- **Exercise task**
Read the data and repeat all of it exactly.
____
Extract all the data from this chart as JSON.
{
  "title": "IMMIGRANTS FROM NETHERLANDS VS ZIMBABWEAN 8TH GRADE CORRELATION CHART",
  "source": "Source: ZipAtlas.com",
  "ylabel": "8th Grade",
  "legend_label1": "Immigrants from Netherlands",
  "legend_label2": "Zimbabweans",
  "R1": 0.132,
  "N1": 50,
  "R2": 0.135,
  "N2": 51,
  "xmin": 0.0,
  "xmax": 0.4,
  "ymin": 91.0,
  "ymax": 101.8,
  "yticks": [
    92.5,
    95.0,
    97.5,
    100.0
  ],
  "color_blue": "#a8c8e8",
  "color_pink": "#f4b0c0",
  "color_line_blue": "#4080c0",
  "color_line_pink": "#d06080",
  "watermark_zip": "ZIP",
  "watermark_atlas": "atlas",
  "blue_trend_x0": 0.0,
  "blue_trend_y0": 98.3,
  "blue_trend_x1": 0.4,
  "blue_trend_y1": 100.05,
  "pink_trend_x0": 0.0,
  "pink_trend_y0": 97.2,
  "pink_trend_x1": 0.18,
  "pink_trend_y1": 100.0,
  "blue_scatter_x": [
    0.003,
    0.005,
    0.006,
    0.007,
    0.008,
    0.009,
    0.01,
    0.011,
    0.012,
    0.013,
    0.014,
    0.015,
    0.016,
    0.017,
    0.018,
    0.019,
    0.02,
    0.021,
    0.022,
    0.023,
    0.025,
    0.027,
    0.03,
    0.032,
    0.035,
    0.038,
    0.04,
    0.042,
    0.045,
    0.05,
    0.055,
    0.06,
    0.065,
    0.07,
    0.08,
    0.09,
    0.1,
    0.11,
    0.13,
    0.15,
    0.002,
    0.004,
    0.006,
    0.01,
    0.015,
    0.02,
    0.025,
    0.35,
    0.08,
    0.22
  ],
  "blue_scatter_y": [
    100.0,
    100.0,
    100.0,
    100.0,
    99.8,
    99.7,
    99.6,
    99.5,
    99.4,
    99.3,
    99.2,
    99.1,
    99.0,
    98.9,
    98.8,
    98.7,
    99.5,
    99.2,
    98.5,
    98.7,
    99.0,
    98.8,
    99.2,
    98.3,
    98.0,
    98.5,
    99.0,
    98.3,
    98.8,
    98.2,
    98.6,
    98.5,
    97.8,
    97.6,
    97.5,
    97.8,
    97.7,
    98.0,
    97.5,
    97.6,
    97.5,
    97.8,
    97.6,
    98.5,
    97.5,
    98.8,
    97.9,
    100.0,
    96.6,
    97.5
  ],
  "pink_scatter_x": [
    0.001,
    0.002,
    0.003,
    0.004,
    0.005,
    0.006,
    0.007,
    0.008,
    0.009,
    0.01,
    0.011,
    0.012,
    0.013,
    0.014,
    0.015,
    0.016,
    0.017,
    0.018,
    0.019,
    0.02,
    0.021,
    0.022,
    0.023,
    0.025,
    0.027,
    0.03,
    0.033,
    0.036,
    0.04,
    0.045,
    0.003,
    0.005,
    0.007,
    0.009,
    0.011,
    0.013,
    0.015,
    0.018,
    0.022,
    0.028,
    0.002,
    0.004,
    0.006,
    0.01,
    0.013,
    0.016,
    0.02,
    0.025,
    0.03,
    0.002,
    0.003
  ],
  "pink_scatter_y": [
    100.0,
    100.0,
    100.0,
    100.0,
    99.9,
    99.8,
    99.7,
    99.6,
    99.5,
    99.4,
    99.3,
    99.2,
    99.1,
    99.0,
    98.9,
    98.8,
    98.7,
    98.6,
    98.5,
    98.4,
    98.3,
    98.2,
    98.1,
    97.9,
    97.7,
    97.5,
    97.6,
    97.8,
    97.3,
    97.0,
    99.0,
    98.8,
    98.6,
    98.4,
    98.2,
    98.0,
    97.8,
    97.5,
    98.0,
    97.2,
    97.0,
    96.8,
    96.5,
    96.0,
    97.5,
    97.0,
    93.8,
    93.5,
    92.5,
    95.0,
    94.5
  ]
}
____
- **Exercise result**
Extract all the data from this chart as JSON.
{
  "title": "IMMIGRANTS FROM NETHERLANDS VS ZIMBABWEAN 8TH GRADE CORRELATION CHART",
  "source": "Source: ZipAtlas.com",
  "ylabel": "8th Grade",
  "legend_label1": "Immigrants from Netherlands",
  "legend_label2": "Zimbabweans",
  "R1": 0.132,
  "N1": 50,
  "R2": 0.135,
  "N2": 51,
  "xmin": 0.0,
  "xmax": 0.4,
  "ymin": 91.0,
  "ymax": 101.8,
  "yticks": [
    92.5,
    95.0,
    97.5,
    100.0
  ],
  "color_blue": "#a8c8e8",
  "color_pink": "#f4b0c0",
  "color_line_blue": "#4080c0",
  "color_line_pink": "#d06080",
  "watermark_zip": "ZIP",
  "watermark_atlas": "atlas",
  "blue_trend_x0": 0.0,
  "blue_trend_y0": 98.3,
  "blue_trend_x1": 0.4,
  "blue_trend_y1": 100.05,
  "pink_trend_x0": 0.0,
  "pink_trend_y0": 97.2,
  "pink_trend_x1": 0.18,
  "pink_trend_y1": 100.0,
  "blue_scatter_x": [
    0.003,
    0.005,
    0.006,
    0.007,
    0.008,
    0.009,
    0.01,
    0.011,
    0.012,
    0.013,
    0.014,
    0.015,
    0.016,
    0.017,
    0.018,
    0.019,
    0.02,
    0.021,
    0.022,
    0.023,
    0.025,
    0.027,
    0.03,
    0.032,
    0.035,
    0.038,
    0.04,
    0.042,
    0.045,
    0.05,
    0.055,
    0.06,
    0.065,
    0.07,
    0.08,
    0.09,
    0.1,
    0.11,
    0.13,
    0.15,
    0.002,
    0.004,
    0.006,
    0.01,
    0.015,
    0.02,
    0.025,
    0.35,
    0.08,
    0.22
  ],
  "blue_scatter_y": [
    100.0,
    100.0,
    100.0,
    100.0,
    99.8,
    99.7,
    99.6,
    99.5,
    99.4,
    99.3,
    99.2,
    99.1,
    99.0,
    98.9,
    98.8,
    98.7,
    99.5,
    99.2,
    98.5,
    98.7,
    99.0,
    98.8,
    99.2,
    98.3,
    98.0,
    98.5,
    99.0,
    98.3,
    98.8,
    98.2,
    98.6,
    98.5,
    97.8,
    97.6,
    97.5,
    97.8,
    97.7,
    98.0,
    97.5,
    97.6,
    97.5,
    97.8,
    97.6,
    98.5,
    97.5,
    98.8,
    97.9,
    100.0,
    96.6,
    97.5
  ],
  "pink_scatter_x": [
    0.001,
    0.002,
    0.003,
    0.004,
    0.005,
    0.006,
    0.007,
    0.008,
    0.009,
    0.01,
    0.011,
    0.012,
    0.013,
    0.014,
    0.015,
    0.016,
    0.017,
    0.018,
    0.019,
    0.02,
    0.021,
    0.022,
    0.023,
    0.025,
    0.027,
    0.03,
    0.033,
    0.036,
    0.04,
    0.045,
    0.003,
    0.005,
    0.007,
    0.009,
    0.011,
    0.013,
    0.015,
    0.018,
    0.022,
    0.028,
    0.002,
    0.004,
    0.006,
    0.01,
    0.013,
    0.016,
    0.02,
    0.025,
    0.03,
    0.002,
    0.003
  ],
  "pink_scatter_y": [
    100.0,
    100.0,
    100.0,
    100.0,
    99.9,
    99.8,
    99.7,
    99.6,
    99.5,
    99.4,
    99.3,
    99.2,
    99.1,
    99.0,
    98.9,
    98.8,
    98.7,
    98.6,
    98.5,
    98.4,
    98.3,
    98.2,
    98.1,
    97.9,
    97.7,
    97.5,
    97.6,
    97.8,
    97.3,
    97.0,
    99.0,
    98.8,
    98.6,
    98.4,
    98.2,
    98.0,
    97.8,
    97.5,
    98.0,
    97.2,
    97.0,
    96.8,
    96.5,
    96.0,
    97.5,
    97.0,
    93.8,
    93.5,
    92.5,
    95.0,
    94.5
  ]
}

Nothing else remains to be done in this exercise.